▶ [Aim of the task]: Pull out all lines from the listing below in which the word "name" appears.

-- Start Recorded information --

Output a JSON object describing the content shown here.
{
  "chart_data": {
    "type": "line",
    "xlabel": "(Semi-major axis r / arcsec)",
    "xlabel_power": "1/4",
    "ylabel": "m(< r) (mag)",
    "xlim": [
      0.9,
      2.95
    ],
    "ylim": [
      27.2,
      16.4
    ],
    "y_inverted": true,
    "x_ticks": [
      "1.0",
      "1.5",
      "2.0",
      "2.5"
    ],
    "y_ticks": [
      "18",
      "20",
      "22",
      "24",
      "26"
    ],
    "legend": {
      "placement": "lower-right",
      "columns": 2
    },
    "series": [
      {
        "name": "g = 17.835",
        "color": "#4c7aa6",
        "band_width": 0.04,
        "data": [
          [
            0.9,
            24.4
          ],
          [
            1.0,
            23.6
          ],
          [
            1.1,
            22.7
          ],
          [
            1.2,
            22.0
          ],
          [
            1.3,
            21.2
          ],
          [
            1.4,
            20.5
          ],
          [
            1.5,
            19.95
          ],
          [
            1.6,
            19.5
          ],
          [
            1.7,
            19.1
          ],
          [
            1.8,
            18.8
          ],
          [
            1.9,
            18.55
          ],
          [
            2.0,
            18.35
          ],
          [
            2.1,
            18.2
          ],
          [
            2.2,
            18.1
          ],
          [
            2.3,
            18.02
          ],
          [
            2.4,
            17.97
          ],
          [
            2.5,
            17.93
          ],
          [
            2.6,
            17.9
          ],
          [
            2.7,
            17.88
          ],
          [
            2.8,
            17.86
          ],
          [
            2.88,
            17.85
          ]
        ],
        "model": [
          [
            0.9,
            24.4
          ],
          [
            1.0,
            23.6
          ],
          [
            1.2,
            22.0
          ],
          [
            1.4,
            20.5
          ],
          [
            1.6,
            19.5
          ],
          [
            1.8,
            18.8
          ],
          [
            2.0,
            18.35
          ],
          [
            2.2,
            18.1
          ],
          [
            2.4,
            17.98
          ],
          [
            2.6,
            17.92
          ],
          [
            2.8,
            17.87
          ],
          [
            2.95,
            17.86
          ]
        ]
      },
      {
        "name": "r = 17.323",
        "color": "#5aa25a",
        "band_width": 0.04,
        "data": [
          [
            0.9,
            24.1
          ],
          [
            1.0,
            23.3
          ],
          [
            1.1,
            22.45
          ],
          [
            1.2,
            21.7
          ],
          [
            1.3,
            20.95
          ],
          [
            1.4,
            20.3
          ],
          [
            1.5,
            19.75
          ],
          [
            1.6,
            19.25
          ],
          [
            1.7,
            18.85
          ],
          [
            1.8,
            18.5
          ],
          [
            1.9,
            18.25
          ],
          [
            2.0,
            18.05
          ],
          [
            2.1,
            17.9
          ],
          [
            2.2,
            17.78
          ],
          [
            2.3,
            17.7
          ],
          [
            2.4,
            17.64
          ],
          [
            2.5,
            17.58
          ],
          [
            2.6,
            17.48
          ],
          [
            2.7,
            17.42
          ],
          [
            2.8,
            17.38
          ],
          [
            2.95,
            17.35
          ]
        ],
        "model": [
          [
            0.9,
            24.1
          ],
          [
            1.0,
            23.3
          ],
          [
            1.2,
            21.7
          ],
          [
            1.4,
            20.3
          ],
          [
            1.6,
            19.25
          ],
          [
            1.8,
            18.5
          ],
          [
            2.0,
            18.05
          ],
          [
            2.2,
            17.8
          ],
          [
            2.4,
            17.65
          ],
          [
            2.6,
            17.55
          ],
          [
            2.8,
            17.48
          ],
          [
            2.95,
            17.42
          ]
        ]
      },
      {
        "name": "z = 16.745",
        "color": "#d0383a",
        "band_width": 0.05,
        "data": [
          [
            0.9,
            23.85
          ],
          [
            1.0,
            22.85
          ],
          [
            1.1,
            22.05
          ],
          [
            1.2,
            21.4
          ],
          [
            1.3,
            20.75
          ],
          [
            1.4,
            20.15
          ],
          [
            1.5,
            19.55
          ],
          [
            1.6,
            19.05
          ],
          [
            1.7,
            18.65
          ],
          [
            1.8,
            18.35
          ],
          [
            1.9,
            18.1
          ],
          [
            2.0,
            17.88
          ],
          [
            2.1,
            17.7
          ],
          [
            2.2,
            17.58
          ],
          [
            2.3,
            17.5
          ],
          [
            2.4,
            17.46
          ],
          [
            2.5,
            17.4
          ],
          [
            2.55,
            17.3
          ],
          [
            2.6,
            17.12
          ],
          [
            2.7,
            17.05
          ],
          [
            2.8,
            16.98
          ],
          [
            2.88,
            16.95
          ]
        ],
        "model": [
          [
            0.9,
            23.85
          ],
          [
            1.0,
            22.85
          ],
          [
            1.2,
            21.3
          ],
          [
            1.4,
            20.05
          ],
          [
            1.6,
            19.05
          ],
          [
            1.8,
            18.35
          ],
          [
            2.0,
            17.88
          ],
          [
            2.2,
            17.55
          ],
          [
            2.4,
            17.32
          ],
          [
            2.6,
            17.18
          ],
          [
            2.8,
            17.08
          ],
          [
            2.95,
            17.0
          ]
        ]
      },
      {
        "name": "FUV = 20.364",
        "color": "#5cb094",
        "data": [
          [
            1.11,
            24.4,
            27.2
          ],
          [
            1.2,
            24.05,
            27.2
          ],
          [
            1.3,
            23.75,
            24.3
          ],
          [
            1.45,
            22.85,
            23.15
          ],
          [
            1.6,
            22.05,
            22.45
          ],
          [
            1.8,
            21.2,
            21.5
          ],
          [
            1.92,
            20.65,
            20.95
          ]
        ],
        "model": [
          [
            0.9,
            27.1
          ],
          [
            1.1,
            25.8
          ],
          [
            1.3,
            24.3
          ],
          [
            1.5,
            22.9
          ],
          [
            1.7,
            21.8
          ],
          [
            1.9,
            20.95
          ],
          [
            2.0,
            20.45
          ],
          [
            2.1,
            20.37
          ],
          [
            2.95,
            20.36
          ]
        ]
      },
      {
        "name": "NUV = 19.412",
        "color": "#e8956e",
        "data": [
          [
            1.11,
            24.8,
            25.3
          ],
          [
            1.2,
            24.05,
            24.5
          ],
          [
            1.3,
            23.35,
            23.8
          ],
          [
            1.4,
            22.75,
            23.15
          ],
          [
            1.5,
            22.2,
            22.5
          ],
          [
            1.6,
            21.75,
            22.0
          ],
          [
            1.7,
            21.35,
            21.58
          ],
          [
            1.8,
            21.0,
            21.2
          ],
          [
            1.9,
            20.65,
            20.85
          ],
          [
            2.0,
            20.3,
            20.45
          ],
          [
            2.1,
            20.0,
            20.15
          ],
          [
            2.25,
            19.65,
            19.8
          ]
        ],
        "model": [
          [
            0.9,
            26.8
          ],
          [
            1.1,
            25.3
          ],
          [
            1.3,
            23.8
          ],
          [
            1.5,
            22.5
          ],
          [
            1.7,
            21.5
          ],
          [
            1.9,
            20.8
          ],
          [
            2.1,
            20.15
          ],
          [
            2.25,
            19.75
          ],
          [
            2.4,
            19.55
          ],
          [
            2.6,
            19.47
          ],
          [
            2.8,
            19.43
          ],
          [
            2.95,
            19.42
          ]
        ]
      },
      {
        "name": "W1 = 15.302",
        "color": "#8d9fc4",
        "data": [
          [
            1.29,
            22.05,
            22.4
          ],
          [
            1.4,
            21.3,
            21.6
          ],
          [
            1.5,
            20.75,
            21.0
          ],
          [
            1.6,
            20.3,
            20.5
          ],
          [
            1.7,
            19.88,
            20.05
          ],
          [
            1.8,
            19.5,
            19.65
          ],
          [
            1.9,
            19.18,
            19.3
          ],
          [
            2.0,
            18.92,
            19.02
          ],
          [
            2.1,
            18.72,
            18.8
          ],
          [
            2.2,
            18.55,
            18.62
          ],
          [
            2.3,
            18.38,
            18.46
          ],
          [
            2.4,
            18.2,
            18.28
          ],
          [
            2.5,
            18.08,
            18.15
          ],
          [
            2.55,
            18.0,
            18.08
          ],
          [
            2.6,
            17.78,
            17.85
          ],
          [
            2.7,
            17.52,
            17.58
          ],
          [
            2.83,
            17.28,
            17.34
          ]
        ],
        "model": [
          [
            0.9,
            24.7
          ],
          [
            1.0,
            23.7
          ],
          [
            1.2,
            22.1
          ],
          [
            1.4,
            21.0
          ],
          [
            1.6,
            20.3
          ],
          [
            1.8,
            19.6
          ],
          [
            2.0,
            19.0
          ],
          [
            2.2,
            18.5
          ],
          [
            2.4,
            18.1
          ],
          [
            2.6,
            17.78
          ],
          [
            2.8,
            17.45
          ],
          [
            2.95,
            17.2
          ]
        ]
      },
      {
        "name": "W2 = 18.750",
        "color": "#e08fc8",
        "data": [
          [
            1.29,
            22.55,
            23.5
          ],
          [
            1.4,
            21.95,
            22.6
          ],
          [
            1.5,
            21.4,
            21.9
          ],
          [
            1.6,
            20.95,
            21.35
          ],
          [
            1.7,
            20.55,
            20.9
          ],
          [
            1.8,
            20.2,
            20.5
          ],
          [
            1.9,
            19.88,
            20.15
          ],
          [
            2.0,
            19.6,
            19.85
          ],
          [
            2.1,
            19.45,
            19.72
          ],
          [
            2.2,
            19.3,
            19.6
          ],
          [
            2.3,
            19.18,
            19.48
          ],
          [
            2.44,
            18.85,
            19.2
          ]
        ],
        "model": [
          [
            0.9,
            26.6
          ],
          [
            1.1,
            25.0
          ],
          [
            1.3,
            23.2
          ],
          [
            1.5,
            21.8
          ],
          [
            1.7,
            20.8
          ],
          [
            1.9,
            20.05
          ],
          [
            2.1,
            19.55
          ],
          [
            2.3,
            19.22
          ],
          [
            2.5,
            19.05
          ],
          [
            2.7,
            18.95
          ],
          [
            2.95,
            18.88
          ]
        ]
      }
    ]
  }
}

-- End Recorded information --

▶ [Full solution]:
        "name": "g = 17.835",
        "name": "r = 17.323",
        "name": "z = 16.745",
        "name": "FUV = 20.364",
        "name": "NUV = 19.412",
        "name": "W1 = 15.302",
        "name": "W2 = 18.750",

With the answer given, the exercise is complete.